** START THE INPUT **

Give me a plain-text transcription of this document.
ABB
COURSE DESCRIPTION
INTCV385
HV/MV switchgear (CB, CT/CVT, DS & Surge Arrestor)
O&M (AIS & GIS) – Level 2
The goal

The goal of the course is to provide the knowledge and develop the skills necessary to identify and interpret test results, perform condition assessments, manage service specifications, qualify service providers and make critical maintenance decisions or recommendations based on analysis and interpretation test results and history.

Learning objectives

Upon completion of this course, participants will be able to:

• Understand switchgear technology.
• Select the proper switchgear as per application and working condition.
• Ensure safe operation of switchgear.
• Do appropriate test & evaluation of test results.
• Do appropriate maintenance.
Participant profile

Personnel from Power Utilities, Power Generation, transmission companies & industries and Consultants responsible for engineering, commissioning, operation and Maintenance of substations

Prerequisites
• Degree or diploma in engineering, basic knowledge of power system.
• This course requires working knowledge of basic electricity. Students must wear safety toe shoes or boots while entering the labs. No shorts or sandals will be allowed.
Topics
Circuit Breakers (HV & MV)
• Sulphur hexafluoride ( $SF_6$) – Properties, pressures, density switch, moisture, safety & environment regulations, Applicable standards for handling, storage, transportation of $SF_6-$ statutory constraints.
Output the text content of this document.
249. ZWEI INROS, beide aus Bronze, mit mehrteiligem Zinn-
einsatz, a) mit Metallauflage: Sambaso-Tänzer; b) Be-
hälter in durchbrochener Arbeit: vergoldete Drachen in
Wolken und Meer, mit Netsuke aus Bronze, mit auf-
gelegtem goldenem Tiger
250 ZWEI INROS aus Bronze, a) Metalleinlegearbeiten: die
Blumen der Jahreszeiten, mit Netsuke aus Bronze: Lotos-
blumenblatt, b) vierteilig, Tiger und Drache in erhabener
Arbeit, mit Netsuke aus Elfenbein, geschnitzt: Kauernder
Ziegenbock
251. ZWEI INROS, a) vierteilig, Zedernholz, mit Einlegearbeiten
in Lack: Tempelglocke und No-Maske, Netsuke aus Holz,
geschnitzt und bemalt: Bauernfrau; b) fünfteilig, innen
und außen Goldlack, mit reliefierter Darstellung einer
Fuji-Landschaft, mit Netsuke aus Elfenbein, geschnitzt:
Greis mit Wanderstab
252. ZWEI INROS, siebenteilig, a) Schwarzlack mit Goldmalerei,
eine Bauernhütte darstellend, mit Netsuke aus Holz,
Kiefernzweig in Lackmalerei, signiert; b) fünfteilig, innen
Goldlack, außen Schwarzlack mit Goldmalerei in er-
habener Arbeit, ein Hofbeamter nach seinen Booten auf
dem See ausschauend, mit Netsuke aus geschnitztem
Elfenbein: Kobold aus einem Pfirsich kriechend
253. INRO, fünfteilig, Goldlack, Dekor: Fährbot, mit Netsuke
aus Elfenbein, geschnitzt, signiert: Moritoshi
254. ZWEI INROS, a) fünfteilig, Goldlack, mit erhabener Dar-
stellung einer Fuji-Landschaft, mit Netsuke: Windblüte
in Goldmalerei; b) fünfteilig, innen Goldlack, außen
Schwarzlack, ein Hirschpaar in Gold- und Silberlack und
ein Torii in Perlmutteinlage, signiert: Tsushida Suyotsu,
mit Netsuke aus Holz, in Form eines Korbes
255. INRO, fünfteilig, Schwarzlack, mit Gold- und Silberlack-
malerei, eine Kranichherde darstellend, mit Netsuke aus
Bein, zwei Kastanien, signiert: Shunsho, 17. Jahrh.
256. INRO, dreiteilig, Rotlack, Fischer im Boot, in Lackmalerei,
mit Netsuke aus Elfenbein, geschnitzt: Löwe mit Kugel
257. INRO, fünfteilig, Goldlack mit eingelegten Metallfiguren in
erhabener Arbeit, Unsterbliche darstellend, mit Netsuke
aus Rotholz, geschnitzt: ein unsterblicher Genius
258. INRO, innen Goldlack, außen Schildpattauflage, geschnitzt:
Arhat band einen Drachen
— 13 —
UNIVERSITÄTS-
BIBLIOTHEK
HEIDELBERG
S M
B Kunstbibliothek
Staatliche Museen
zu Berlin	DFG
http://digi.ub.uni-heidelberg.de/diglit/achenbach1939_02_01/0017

** END THE INPUT **

▶ [INSTRUCTIONS TO FOLLOW]: Extract the full set of entries word for word.

▶ [OUTPUT BELOW]:
Give me a plain-text transcription of this document.
ABB
COURSE DESCRIPTION
INTCV385
HV/MV switchgear (CB, CT/CVT, DS & Surge Arrestor)
O&M (AIS & GIS) – Level 2
The goal

The goal of the course is to provide the knowledge and develop the skills necessary to identify and interpret test results, perform condition assessments, manage service specifications, qualify service providers and make critical maintenance decisions or recommendations based on analysis and interpretation test results and history.

Learning objectives

Upon completion of this course, participants will be able to:

• Understand switchgear technology.
• Select the proper switchgear as per application and working condition.
• Ensure safe operation of switchgear.
• Do appropriate test & evaluation of test results.
• Do appropriate maintenance.
Participant profile

Personnel from Power Utilities, Power Generation, transmission companies & industries and Consultants responsible for engineering, commissioning, operation and Maintenance of substations

Prerequisites
• Degree or diploma in engineering, basic knowledge of power system.
• This course requires working knowledge of basic electricity. Students must wear safety toe shoes or boots while entering the labs. No shorts or sandals will be allowed.
Topics
Circuit Breakers (HV & MV)
• Sulphur hexafluoride ( $SF_6$) – Properties, pressures, density switch, moisture, safety & environment regulations, Applicable standards for handling, storage, transportation of $SF_6-$ statutory constraints.
Output the text content of this document.
249. ZWEI INROS, beide aus Bronze, mit mehrteiligem Zinn-
einsatz, a) mit Metallauflage: Sambaso-Tänzer; b) Be-
hälter in durchbrochener Arbeit: vergoldete Drachen in
Wolken und Meer, mit Netsuke aus Bronze, mit auf-
gelegtem goldenem Tiger
250 ZWEI INROS aus Bronze, a) Metalleinlegearbeiten: die
Blumen der Jahreszeiten, mit Netsuke aus Bronze: Lotos-
blumenblatt, b) vierteilig, Tiger und Drache in erhabener
Arbeit, mit Netsuke aus Elfenbein, geschnitzt: Kauernder
Ziegenbock
251. ZWEI INROS, a) vierteilig, Zedernholz, mit Einlegearbeiten
in Lack: Tempelglocke und No-Maske, Netsuke aus Holz,
geschnitzt und bemalt: Bauernfrau; b) fünfteilig, innen
und außen Goldlack, mit reliefierter Darstellung einer
Fuji-Landschaft, mit Netsuke aus Elfenbein, geschnitzt:
Greis mit Wanderstab
252. ZWEI INROS, siebenteilig, a) Schwarzlack mit Goldmalerei,
eine Bauernhütte darstellend, mit Netsuke aus Holz,
Kiefernzweig in Lackmalerei, signiert; b) fünfteilig, innen
Goldlack, außen Schwarzlack mit Goldmalerei in er-
habener Arbeit, ein Hofbeamter nach seinen Booten auf
dem See ausschauend, mit Netsuke aus geschnitztem
Elfenbein: Kobold aus einem Pfirsich kriechend
253. INRO, fünfteilig, Goldlack, Dekor: Fährbot, mit Netsuke
aus Elfenbein, geschnitzt, signiert: Moritoshi
254. ZWEI INROS, a) fünfteilig, Goldlack, mit erhabener Dar-
stellung einer Fuji-Landschaft, mit Netsuke: Windblüte
in Goldmalerei; b) fünfteilig, innen Goldlack, außen
Schwarzlack, ein Hirschpaar in Gold- und Silberlack und
ein Torii in Perlmutteinlage, signiert: Tsushida Suyotsu,
mit Netsuke aus Holz, in Form eines Korbes
255. INRO, fünfteilig, Schwarzlack, mit Gold- und Silberlack-
malerei, eine Kranichherde darstellend, mit Netsuke aus
Bein, zwei Kastanien, signiert: Shunsho, 17. Jahrh.
256. INRO, dreiteilig, Rotlack, Fischer im Boot, in Lackmalerei,
mit Netsuke aus Elfenbein, geschnitzt: Löwe mit Kugel
257. INRO, fünfteilig, Goldlack mit eingelegten Metallfiguren in
erhabener Arbeit, Unsterbliche darstellend, mit Netsuke
aus Rotholz, geschnitzt: ein unsterblicher Genius
258. INRO, innen Goldlack, außen Schildpattauflage, geschnitzt:
Arhat band einen Drachen
— 13 —
UNIVERSITÄTS-
BIBLIOTHEK
HEIDELBERG
S M
B Kunstbibliothek
Staatliche Museen
zu Berlin	DFG
http://digi.ub.uni-heidelberg.de/diglit/achenbach1939_02_01/0017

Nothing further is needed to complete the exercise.